> **WHAT TO PRODUCE**
Extract each line of the data below exactly as written.

Rows from a dataset

########

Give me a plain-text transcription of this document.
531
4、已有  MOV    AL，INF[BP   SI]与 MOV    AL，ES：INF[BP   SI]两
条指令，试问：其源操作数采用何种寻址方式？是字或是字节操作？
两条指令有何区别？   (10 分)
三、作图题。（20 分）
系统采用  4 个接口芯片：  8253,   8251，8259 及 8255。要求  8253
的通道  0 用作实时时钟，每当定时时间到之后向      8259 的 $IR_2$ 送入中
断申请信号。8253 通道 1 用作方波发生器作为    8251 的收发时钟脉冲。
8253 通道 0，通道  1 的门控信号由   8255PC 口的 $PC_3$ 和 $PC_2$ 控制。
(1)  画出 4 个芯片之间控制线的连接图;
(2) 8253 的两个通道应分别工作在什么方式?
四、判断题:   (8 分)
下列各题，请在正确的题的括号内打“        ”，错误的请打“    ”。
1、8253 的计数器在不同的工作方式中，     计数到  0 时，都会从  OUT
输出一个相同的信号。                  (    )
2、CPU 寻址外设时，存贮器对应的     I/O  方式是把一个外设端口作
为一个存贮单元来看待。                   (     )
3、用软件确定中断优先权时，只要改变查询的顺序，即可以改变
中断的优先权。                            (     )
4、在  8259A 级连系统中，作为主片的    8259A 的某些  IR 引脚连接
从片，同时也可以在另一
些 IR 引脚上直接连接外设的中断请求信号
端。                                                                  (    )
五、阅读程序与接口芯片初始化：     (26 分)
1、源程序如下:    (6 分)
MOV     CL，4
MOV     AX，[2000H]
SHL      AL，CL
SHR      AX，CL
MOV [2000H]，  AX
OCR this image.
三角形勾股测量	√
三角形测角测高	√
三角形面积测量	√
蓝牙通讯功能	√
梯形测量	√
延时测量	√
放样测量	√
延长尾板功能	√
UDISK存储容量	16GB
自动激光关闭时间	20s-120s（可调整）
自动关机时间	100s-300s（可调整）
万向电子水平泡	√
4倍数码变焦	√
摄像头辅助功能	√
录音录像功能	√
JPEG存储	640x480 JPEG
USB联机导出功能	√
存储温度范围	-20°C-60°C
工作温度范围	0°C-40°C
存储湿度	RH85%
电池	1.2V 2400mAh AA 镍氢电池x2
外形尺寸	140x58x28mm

########

> **RESULT OF THIS TASK**
Give me a plain-text transcription of this document.
531
4、已有  MOV    AL，INF[BP   SI]与 MOV    AL，ES：INF[BP   SI]两
条指令，试问：其源操作数采用何种寻址方式？是字或是字节操作？
两条指令有何区别？   (10 分)
三、作图题。（20 分）
系统采用  4 个接口芯片：  8253,   8251，8259 及 8255。要求  8253
的通道  0 用作实时时钟，每当定时时间到之后向      8259 的 $IR_2$ 送入中
断申请信号。8253 通道 1 用作方波发生器作为    8251 的收发时钟脉冲。
8253 通道 0，通道  1 的门控信号由   8255PC 口的 $PC_3$ 和 $PC_2$ 控制。
(1)  画出 4 个芯片之间控制线的连接图;
(2) 8253 的两个通道应分别工作在什么方式?
四、判断题:   (8 分)
下列各题，请在正确的题的括号内打“        ”，错误的请打“    ”。
1、8253 的计数器在不同的工作方式中，     计数到  0 时，都会从  OUT
输出一个相同的信号。                  (    )
2、CPU 寻址外设时，存贮器对应的     I/O  方式是把一个外设端口作
为一个存贮单元来看待。                   (     )
3、用软件确定中断优先权时，只要改变查询的顺序，即可以改变
中断的优先权。                            (     )
4、在  8259A 级连系统中，作为主片的    8259A 的某些  IR 引脚连接
从片，同时也可以在另一
些 IR 引脚上直接连接外设的中断请求信号
端。                                                                  (    )
五、阅读程序与接口芯片初始化：     (26 分)
1、源程序如下:    (6 分)
MOV     CL，4
MOV     AX，[2000H]
SHL      AL，CL
SHR      AX，CL
MOV [2000H]，  AX
OCR this image.
三角形勾股测量	√
三角形测角测高	√
三角形面积测量	√
蓝牙通讯功能	√
梯形测量	√
延时测量	√
放样测量	√
延长尾板功能	√
UDISK存储容量	16GB
自动激光关闭时间	20s-120s（可调整）
自动关机时间	100s-300s（可调整）
万向电子水平泡	√
4倍数码变焦	√
摄像头辅助功能	√
录音录像功能	√
JPEG存储	640x480 JPEG
USB联机导出功能	√
存储温度范围	-20°C-60°C
工作温度范围	0°C-40°C
存储湿度	RH85%
电池	1.2V 2400mAh AA 镍氢电池x2
外形尺寸	140x58x28mm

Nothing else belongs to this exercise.